*Input data*:
=-=-=

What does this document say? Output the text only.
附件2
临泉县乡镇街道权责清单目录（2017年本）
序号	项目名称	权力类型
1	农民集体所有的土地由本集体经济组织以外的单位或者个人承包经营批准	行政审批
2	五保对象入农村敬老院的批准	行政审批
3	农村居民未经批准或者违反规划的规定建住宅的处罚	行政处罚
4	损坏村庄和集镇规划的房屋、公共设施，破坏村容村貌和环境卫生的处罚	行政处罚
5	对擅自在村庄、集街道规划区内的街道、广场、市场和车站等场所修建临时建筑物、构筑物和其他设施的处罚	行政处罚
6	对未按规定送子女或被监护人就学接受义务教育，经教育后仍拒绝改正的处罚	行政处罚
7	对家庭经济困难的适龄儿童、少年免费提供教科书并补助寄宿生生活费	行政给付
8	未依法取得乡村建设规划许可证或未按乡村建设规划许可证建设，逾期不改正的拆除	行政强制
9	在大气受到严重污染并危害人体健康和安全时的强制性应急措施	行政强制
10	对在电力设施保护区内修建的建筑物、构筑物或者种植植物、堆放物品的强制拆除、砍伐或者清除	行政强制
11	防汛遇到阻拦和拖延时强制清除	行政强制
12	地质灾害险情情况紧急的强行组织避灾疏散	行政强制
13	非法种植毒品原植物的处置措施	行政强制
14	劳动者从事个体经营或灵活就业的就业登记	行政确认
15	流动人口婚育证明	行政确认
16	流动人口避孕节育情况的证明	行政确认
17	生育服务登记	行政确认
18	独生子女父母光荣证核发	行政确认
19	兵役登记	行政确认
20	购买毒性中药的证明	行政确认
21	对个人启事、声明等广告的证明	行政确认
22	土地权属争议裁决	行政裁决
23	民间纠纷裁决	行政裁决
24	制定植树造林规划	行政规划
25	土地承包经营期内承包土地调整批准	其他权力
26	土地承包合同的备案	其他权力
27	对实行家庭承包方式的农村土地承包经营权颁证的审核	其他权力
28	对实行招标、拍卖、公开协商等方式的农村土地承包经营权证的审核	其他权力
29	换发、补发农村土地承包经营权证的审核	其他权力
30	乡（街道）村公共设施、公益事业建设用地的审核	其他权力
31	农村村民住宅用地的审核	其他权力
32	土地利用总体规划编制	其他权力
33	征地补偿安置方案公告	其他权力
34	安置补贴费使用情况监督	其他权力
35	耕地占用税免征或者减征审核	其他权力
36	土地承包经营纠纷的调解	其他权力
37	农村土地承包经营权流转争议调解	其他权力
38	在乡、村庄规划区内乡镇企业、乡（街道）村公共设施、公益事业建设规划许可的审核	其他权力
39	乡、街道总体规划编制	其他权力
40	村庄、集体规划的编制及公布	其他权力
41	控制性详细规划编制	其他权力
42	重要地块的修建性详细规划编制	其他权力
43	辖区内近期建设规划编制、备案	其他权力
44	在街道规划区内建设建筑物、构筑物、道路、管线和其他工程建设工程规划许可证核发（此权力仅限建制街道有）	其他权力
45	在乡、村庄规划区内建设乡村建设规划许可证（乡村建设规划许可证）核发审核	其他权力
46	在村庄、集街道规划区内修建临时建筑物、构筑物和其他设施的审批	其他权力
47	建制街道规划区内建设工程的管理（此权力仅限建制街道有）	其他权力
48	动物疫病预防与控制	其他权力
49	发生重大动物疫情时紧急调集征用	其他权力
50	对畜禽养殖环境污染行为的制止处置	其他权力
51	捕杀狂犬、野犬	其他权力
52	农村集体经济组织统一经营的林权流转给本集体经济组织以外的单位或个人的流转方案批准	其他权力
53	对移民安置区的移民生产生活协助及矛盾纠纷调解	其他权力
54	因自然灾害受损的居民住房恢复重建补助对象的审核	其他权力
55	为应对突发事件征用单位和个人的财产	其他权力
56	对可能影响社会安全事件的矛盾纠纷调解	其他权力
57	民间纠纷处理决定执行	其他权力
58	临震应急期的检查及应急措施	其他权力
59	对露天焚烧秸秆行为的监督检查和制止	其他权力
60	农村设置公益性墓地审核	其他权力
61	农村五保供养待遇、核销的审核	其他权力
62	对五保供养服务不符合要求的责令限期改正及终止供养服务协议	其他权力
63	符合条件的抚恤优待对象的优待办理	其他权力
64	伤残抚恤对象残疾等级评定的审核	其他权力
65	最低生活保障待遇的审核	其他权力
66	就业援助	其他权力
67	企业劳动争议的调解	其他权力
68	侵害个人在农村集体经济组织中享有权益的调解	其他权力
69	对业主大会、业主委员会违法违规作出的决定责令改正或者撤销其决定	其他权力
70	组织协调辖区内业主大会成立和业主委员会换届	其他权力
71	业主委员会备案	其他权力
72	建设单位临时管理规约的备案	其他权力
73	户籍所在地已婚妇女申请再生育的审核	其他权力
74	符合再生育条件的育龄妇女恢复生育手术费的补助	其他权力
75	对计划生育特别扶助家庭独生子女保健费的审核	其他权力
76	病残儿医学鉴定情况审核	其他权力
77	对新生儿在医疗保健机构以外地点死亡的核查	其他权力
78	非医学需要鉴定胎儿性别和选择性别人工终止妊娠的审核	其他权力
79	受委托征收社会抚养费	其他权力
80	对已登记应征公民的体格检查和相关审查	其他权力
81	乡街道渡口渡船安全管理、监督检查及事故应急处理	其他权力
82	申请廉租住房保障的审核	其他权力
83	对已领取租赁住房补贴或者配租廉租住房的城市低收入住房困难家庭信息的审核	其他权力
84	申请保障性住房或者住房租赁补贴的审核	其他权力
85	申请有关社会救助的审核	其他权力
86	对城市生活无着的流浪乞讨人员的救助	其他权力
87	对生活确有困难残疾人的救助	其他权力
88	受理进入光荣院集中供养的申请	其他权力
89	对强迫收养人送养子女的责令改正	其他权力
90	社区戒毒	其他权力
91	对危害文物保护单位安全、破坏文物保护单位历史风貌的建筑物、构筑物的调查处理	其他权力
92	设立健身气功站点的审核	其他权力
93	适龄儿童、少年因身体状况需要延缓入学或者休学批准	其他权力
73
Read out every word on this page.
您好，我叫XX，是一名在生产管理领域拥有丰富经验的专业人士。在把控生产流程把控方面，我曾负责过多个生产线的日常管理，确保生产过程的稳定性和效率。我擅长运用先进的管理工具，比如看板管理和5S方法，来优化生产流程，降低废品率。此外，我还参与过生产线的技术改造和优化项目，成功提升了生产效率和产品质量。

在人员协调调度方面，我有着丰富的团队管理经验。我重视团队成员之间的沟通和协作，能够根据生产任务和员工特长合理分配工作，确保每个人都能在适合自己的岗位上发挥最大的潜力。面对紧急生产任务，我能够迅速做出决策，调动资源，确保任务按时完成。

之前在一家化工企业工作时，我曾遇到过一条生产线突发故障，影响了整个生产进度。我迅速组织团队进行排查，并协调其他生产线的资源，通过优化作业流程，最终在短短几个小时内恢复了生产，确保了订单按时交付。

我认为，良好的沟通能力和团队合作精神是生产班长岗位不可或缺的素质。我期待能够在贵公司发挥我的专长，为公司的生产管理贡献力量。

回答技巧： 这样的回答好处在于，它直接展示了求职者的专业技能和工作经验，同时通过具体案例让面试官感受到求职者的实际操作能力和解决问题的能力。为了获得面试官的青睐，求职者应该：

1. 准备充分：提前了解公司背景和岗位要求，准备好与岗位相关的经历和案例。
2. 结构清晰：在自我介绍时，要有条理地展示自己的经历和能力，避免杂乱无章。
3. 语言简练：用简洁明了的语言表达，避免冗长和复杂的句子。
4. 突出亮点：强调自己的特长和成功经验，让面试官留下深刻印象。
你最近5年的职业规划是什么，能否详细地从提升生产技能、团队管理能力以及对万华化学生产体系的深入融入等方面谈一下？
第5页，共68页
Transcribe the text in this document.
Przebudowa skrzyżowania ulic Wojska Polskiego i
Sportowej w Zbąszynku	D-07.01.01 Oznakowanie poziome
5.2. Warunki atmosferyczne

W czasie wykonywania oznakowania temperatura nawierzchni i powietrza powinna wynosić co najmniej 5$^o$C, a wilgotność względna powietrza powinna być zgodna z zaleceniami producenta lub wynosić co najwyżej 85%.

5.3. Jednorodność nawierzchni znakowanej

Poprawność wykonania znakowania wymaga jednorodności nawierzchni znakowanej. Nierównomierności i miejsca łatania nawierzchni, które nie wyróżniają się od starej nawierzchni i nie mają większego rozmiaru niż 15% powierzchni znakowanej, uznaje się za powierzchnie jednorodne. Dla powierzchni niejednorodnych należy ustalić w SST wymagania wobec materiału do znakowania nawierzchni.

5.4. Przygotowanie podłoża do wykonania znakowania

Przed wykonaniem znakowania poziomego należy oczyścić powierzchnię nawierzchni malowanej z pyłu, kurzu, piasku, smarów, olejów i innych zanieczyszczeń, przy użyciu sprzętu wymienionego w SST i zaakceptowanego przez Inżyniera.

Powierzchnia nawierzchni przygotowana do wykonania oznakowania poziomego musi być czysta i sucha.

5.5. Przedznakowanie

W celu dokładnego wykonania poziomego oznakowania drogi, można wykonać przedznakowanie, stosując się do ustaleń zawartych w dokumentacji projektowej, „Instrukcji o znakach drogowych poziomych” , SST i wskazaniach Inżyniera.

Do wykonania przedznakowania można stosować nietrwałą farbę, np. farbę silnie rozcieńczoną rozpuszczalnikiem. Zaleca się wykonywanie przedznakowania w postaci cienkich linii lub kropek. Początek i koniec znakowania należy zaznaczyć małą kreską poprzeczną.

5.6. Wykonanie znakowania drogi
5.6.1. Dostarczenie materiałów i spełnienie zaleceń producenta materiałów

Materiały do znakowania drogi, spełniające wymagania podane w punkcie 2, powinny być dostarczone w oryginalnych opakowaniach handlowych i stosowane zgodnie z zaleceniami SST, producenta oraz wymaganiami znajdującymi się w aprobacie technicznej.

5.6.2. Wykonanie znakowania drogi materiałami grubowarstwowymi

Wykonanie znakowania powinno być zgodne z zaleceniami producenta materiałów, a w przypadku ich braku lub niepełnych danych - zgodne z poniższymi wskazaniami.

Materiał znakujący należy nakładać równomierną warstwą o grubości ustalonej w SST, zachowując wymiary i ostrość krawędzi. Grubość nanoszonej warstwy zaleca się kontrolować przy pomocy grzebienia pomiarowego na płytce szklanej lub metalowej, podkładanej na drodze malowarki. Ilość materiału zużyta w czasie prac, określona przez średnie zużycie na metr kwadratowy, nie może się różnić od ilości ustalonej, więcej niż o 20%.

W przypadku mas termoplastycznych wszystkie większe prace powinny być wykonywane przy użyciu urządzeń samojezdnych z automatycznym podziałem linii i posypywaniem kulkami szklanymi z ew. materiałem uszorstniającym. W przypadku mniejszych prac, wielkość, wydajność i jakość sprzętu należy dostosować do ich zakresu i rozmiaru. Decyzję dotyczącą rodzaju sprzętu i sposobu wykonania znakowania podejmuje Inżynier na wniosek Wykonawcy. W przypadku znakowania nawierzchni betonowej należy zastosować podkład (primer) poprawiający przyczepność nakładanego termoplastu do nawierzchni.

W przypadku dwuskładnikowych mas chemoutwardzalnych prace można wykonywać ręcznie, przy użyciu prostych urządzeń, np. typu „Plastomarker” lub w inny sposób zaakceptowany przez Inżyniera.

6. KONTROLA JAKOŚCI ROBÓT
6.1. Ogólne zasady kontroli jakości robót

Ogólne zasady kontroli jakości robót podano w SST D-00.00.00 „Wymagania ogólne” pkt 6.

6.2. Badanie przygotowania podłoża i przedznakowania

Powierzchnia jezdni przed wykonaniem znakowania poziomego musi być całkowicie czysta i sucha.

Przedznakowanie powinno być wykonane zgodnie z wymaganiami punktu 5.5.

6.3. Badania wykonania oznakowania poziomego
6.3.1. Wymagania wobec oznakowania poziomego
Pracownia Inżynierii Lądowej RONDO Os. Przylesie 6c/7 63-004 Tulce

=-=-=

Pull out all lines containing "此权力仅限建制街道有".

*Answer for this exercise*:
44	在街道规划区内建设建筑物、构筑物、道路、管线和其他工程建设工程规划许可证核发（此权力仅限建制街道有）	其他权力
47	建制街道规划区内建设工程的管理（此权力仅限建制街道有）	其他权力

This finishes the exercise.